Pull out each line of the records holding the string "type".

Extracts from a graphics dataset
┄┄┄┄┄┄┄┄┄┄

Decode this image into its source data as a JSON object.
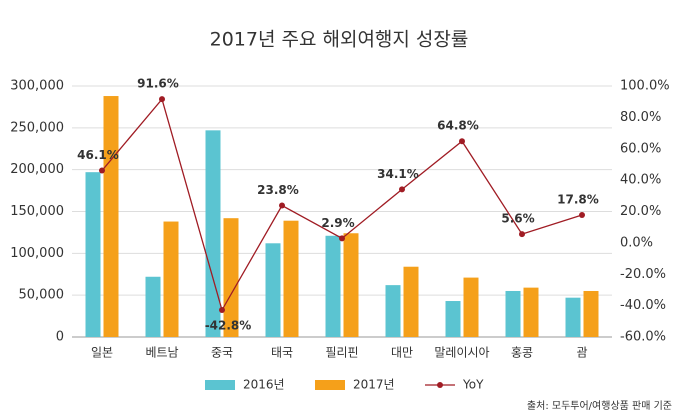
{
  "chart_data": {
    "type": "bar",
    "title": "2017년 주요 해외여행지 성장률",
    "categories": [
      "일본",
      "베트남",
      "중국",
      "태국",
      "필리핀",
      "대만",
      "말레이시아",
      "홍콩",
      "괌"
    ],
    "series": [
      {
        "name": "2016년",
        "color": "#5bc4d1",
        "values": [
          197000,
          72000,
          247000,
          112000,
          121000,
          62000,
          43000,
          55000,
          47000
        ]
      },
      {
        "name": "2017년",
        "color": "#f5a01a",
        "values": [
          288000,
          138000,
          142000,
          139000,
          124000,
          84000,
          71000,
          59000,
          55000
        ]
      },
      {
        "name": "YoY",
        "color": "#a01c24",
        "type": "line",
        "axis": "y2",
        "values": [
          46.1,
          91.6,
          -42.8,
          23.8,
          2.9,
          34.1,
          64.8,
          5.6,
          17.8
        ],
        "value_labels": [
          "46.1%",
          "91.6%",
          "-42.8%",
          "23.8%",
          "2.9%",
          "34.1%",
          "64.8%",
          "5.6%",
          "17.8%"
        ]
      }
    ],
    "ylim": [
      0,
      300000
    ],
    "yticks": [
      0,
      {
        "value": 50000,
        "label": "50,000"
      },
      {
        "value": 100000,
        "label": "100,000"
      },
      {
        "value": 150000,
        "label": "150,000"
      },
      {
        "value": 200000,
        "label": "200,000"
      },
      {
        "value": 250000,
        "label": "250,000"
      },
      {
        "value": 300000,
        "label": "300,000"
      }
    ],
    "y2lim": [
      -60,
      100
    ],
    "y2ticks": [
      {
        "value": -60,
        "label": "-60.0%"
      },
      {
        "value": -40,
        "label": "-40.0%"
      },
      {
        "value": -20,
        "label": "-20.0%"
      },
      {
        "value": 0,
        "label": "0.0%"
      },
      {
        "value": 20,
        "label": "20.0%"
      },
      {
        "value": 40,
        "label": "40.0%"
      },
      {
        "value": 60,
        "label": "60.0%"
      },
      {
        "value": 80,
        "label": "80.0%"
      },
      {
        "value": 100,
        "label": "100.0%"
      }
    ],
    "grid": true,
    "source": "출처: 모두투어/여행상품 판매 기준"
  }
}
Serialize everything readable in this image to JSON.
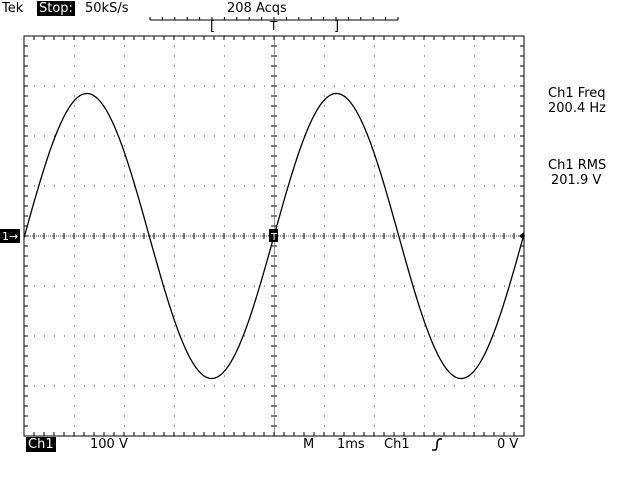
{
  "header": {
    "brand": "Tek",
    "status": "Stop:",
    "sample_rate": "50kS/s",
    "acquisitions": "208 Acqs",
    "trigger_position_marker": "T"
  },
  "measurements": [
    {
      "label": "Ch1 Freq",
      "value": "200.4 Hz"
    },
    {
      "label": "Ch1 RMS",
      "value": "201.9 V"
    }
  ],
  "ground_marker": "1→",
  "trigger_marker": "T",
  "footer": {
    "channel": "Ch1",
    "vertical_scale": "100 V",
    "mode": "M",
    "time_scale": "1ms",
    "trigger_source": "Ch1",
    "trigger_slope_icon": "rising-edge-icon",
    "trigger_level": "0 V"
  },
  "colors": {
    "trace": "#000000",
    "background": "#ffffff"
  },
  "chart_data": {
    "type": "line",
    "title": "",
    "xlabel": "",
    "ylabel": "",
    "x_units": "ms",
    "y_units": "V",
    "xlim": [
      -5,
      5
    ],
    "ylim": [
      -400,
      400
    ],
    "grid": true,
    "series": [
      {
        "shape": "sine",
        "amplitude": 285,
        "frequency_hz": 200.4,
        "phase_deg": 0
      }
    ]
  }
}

┄┄┄┄┄┄┄┄┄┄

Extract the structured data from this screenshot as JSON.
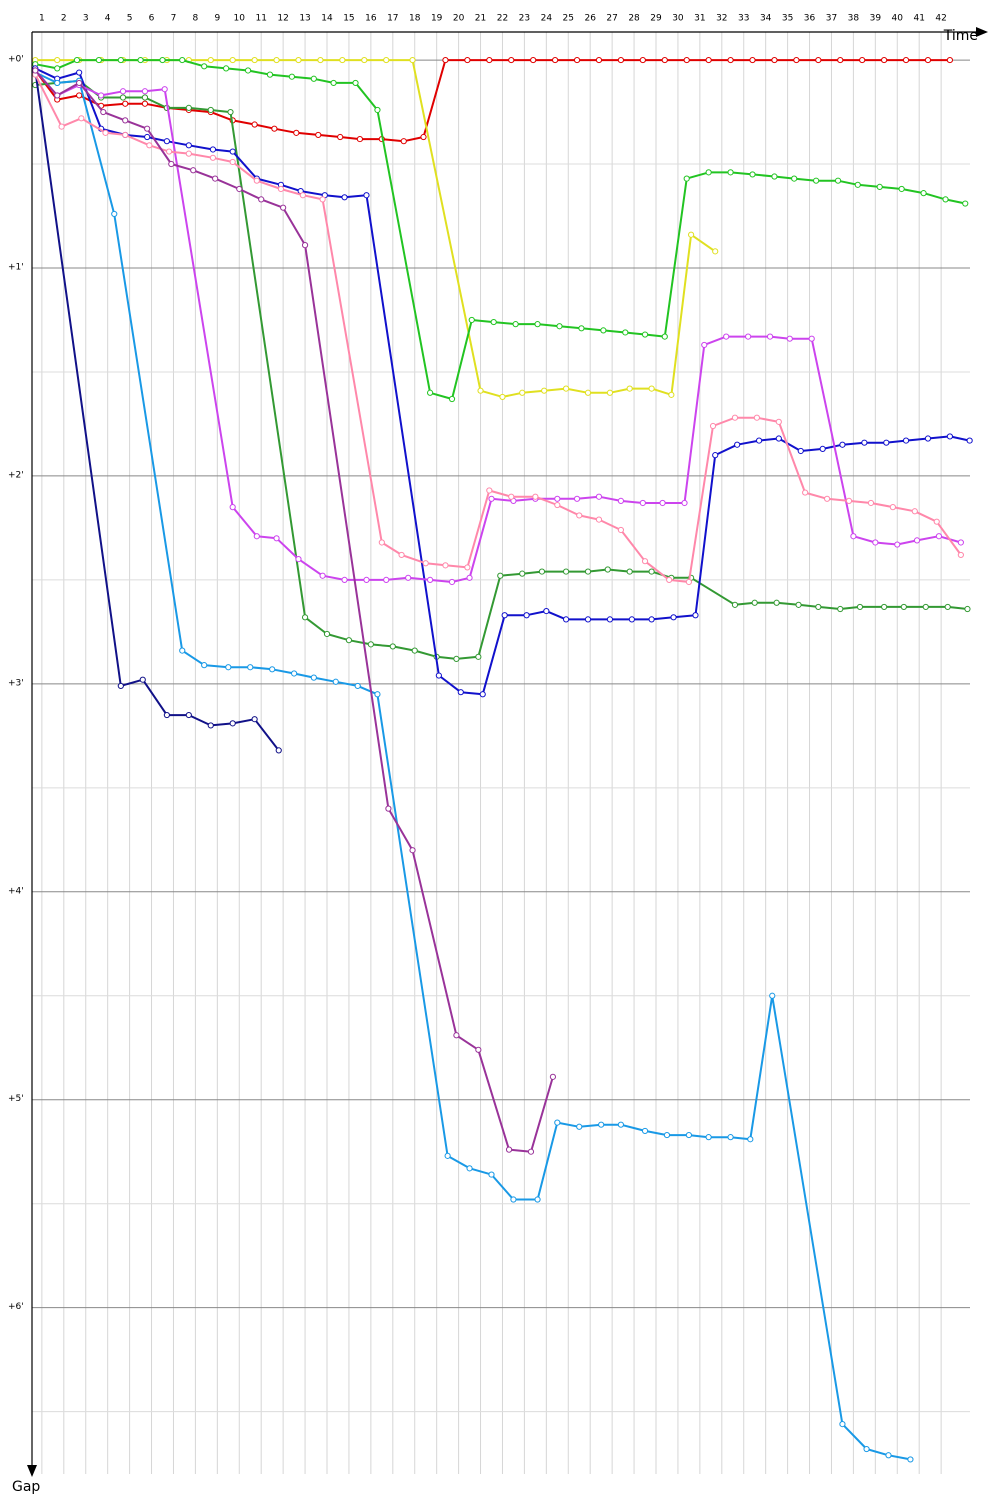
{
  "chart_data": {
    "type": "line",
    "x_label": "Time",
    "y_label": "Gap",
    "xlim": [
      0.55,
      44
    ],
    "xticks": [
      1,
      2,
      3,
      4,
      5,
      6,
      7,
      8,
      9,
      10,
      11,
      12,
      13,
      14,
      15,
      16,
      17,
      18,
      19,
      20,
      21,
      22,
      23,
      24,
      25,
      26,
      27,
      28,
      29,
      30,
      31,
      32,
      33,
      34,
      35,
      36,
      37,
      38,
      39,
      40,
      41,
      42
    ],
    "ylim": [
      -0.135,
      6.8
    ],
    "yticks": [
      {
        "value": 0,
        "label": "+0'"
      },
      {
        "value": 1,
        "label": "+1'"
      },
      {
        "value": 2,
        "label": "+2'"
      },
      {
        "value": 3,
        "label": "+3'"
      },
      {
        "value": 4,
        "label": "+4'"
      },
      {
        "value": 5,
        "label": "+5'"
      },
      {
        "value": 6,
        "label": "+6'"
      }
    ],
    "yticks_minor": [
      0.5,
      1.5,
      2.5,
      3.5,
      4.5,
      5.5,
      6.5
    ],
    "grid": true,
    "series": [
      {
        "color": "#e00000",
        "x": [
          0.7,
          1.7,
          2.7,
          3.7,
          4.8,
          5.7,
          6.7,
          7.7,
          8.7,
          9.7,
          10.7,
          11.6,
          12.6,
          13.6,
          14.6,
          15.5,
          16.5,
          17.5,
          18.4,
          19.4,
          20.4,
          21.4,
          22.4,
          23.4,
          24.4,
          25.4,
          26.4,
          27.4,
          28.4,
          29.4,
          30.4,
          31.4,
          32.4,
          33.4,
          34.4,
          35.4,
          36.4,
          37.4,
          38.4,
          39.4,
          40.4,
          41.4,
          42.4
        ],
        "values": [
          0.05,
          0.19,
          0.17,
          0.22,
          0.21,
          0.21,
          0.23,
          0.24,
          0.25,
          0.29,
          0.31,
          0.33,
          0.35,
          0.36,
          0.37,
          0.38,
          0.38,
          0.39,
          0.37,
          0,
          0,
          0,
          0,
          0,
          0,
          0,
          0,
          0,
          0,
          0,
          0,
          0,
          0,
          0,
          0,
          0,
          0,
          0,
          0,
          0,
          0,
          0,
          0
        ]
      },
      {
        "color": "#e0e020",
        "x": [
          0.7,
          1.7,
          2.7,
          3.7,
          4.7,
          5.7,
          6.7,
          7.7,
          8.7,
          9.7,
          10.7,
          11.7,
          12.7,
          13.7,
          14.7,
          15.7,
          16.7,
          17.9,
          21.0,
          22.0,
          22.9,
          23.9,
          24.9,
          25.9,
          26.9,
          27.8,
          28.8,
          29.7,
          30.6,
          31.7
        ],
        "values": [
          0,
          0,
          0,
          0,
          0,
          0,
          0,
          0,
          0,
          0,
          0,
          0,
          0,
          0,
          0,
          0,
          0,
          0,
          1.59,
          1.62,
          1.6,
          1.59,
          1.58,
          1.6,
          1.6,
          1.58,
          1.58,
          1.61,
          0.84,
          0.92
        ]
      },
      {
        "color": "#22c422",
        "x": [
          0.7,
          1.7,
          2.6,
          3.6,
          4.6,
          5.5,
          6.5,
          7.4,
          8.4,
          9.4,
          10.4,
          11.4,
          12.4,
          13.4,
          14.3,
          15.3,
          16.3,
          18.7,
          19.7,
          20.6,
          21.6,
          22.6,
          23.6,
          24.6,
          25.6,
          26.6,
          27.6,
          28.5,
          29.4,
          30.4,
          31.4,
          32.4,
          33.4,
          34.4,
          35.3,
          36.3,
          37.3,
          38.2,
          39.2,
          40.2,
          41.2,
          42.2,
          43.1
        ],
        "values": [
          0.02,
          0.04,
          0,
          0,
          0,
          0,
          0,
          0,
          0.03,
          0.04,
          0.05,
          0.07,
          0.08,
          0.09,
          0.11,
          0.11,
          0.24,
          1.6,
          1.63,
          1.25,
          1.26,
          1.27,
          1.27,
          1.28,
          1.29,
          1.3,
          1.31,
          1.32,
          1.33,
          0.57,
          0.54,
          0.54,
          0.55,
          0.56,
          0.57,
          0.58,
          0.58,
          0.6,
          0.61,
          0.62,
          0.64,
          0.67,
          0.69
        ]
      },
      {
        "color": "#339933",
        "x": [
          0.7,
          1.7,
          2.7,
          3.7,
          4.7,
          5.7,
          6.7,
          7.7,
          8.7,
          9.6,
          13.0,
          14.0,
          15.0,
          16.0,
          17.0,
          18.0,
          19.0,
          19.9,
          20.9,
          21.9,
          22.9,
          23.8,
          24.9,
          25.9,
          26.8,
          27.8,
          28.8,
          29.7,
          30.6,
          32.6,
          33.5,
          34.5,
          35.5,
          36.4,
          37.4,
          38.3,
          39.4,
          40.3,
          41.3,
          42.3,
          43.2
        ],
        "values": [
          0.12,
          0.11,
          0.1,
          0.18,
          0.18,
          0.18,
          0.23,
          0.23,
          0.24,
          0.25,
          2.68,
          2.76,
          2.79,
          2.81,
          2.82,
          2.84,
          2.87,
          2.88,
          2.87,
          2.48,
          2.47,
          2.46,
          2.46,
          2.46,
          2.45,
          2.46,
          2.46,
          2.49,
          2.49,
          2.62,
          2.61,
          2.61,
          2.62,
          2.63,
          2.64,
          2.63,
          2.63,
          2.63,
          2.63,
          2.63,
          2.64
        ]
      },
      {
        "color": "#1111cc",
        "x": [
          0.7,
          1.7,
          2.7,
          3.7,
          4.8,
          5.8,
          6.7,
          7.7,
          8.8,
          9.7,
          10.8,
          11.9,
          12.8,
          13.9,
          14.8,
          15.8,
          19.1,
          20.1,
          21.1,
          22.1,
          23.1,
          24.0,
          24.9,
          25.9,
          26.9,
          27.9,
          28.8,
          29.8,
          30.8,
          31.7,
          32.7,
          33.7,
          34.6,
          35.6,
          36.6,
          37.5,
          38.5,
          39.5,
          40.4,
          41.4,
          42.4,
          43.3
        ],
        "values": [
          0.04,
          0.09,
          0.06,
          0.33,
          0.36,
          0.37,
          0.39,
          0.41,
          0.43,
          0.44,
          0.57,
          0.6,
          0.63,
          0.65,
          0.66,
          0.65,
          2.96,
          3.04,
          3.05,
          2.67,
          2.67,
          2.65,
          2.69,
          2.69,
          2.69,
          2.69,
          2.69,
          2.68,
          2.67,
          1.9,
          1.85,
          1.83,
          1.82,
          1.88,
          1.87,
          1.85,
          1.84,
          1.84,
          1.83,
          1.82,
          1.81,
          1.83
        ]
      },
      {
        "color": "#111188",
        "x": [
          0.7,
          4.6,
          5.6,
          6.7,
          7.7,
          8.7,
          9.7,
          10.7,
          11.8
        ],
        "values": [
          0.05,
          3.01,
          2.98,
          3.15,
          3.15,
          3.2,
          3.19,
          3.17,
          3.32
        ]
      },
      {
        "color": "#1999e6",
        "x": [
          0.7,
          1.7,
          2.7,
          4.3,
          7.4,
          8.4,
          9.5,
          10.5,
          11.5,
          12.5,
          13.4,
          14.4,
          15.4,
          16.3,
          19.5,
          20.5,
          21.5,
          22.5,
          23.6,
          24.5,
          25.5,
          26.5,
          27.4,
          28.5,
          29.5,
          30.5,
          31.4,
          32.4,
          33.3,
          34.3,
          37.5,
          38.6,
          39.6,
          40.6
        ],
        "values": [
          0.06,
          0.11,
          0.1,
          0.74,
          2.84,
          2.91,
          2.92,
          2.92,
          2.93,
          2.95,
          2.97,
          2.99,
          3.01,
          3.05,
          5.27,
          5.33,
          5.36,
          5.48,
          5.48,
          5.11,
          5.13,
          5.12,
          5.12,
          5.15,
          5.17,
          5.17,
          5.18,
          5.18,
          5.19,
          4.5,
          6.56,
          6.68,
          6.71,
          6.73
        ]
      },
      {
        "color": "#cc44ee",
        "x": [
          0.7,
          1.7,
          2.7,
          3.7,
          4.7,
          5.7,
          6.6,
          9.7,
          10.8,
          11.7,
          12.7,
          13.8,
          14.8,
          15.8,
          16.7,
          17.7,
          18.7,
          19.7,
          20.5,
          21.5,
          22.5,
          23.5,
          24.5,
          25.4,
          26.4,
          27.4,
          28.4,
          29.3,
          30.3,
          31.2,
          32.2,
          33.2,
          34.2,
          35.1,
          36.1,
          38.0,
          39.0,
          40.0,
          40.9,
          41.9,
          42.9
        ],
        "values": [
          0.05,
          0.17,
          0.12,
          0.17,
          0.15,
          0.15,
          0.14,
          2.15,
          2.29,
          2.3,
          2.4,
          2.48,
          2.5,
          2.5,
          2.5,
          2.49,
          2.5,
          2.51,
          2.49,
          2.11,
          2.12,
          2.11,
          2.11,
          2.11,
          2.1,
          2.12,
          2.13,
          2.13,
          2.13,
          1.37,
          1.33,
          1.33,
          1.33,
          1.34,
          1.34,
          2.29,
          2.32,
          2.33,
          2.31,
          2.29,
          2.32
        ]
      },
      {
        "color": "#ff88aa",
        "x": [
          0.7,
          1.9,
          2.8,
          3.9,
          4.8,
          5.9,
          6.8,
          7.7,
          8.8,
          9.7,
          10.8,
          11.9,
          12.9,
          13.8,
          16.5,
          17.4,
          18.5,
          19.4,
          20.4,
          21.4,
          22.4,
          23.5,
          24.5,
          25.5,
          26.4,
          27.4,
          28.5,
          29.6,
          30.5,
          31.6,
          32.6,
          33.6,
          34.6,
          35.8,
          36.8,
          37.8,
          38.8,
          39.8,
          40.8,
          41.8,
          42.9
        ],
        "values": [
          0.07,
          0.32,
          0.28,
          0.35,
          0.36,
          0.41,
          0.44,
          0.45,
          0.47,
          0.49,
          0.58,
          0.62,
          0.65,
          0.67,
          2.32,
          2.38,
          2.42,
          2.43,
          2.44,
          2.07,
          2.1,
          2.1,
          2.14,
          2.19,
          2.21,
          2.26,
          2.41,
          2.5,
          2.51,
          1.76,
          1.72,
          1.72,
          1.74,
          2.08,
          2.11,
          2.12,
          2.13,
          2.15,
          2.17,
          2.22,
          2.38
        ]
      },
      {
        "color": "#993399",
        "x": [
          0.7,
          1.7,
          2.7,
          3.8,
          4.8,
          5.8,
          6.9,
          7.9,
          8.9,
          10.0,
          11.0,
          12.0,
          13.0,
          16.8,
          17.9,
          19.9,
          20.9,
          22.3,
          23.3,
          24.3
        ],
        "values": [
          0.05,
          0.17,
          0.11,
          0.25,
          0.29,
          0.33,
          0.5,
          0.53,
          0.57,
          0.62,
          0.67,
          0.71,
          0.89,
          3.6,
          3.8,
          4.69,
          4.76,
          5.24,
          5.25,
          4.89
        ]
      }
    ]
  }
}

┄┄┄┄┄┄┄┄┄┄

§ **Complete response**
    "type": "bar",
        "type": "line",
    "type": "line",
    "type": "line",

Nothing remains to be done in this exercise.